[EXTRACT]:
Closed MichaelPeibo closed 5 years ago

MichaelPeibo commented 5 years ago

Hi URD team, Thanks for providing such a great analysis tool!

I am encountering some trouble in my own data set. Basically, aftercalcDM(urd, knn = 100, sigma=16) and floodPseudotime(urd, root.cells=root.cells, n=150, minimum.cells.flooded=2, verbose=T), I have some cells not assigned pseudotime values, especially at some terminal stage(see below) image

I checked running log, and 80% cells are visited(14597 in total), when I increase sigma value from 16 into 20 and about 90% cells are visited, I am not getting what the results look like for sigma=20(takes long time at this step), but it looks like increasing sigma value can increase percent of cells visited.

However, is there any drawbacks by only increasing sigma value?

Even though I have read this detailed issue, I guess my issue is related to poor pseudotime calculation, rather than not enough random walk simulations(see below) image

MichaelPeibo commented 5 years ago

An UPDATE of results for sigma=28 image Now, ~98% cells have been visited, still, I am wondering if there any drawbacks of simply increasing sigma value to make most of cells being visited.

[TASK INSTRUCTIONS]:
A – Reproduce the stretch of the issue thread from "I checked running" through "cells being visited." word for word.
B – List every named argument, with its value, that the issue thread shows being passed to floodPseudotime.
C – According to the issue thread, roughly what share of cells were visited when sigma was set to 28?

[EXTRACTED DATA]:
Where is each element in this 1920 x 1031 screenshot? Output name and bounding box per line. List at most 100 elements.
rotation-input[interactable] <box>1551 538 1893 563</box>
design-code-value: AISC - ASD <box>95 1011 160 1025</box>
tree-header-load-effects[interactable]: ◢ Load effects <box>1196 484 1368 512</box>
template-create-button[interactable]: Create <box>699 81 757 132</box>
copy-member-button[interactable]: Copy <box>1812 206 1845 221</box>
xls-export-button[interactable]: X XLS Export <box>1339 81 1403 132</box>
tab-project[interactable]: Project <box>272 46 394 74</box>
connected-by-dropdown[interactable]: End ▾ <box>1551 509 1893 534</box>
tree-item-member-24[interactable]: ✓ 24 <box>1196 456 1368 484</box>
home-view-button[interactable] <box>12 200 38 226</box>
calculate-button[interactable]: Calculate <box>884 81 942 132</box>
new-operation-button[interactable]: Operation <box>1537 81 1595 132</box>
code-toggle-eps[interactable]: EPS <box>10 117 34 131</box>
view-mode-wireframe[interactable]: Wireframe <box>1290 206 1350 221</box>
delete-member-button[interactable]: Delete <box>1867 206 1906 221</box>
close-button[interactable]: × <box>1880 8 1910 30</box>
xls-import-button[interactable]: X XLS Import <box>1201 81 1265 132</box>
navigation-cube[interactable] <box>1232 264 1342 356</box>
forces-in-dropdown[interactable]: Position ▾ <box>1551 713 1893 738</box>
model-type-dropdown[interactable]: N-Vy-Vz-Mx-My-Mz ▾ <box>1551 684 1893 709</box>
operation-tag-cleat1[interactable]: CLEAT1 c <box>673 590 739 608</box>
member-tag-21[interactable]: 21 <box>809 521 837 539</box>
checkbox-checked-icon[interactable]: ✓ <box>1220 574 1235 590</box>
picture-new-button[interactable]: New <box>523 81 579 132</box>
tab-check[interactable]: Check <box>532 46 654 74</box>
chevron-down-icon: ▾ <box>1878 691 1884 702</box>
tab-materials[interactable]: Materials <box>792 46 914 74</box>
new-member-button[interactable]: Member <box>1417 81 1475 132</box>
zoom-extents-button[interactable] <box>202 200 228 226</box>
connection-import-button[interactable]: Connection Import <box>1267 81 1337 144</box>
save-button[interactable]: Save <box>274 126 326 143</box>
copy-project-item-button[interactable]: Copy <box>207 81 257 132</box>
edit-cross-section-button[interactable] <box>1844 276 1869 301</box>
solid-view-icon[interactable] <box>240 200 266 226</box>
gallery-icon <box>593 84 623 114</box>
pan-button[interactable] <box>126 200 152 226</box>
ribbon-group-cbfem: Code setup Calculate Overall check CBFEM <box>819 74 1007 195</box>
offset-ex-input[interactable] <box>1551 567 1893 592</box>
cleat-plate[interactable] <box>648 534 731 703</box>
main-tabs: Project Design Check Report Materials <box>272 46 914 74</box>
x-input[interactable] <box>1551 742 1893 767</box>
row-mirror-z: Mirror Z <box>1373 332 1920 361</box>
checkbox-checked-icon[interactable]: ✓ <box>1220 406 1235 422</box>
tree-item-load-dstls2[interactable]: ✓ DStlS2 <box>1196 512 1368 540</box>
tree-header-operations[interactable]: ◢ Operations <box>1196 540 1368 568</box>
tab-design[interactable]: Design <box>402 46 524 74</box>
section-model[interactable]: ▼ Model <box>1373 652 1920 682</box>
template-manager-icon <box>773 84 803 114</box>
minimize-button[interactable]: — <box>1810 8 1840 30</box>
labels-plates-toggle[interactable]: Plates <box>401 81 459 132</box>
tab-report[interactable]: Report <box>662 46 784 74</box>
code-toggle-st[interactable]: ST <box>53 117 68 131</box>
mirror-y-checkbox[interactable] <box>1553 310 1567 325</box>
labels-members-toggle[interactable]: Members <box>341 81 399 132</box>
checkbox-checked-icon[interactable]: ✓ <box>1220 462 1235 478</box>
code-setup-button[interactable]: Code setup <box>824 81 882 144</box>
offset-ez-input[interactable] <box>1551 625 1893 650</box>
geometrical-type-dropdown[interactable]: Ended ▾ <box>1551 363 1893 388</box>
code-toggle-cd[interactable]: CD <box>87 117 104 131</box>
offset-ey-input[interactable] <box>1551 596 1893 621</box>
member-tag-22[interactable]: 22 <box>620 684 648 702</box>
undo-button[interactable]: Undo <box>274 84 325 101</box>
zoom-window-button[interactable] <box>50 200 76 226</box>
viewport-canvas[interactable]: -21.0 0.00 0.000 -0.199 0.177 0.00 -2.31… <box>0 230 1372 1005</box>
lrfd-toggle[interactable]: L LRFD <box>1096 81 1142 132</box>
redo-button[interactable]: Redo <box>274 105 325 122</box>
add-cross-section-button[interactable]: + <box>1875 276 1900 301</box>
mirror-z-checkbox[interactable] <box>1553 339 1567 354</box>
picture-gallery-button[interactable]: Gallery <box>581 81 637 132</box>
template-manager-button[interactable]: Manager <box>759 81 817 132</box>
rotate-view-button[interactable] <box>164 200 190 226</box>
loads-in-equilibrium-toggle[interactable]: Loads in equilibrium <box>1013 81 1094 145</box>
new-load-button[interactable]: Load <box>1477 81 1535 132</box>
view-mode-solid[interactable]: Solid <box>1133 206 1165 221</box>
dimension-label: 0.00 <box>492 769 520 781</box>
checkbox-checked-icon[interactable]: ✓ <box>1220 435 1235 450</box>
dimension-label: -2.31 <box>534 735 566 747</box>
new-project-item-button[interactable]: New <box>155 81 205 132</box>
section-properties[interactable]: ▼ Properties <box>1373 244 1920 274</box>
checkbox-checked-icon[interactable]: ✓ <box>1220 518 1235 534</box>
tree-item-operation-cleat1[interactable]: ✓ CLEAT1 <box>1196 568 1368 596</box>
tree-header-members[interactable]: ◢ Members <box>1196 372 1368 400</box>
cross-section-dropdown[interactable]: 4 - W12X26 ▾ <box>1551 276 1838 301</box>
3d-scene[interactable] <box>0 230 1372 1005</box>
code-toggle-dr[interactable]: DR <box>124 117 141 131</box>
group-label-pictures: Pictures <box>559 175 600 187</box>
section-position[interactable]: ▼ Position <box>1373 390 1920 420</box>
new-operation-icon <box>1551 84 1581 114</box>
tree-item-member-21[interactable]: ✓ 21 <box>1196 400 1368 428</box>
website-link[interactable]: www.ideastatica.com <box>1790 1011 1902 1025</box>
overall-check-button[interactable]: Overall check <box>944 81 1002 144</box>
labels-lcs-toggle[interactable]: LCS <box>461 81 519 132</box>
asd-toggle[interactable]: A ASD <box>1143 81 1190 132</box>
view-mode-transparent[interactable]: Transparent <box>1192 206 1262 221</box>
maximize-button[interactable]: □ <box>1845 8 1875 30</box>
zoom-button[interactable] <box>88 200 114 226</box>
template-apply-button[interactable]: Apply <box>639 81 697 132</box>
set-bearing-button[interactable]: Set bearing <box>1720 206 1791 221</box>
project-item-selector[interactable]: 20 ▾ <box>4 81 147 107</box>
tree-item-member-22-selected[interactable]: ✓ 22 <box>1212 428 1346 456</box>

[WRITTEN ANSWERS]:
A –
I checked running log, and 80% cells are visited(14597 in total), when I increase sigma value from 16 into 20 and about 90% cells are visited, I am not getting what the results look like for sigma=20(takes long time at this step), but it looks like increasing sigma value can increase percent of cells visited.

However, is there any drawbacks by only increasing sigma value?

Even though I have read this detailed issue, I guess my issue is related to poor pseudotime calculation, rather than not enough random walk simulations(see below) image

MichaelPeibo commented 5 years ago

An UPDATE of results for sigma=28 image Now, ~98% cells have been visited, still, I am wondering if there any drawbacks of simply increasing sigma value to make most of cells being visited.

B –
root.cells=root.cells
n=150
minimum.cells.flooded=2
verbose=T

C – About 98% of cells were visited.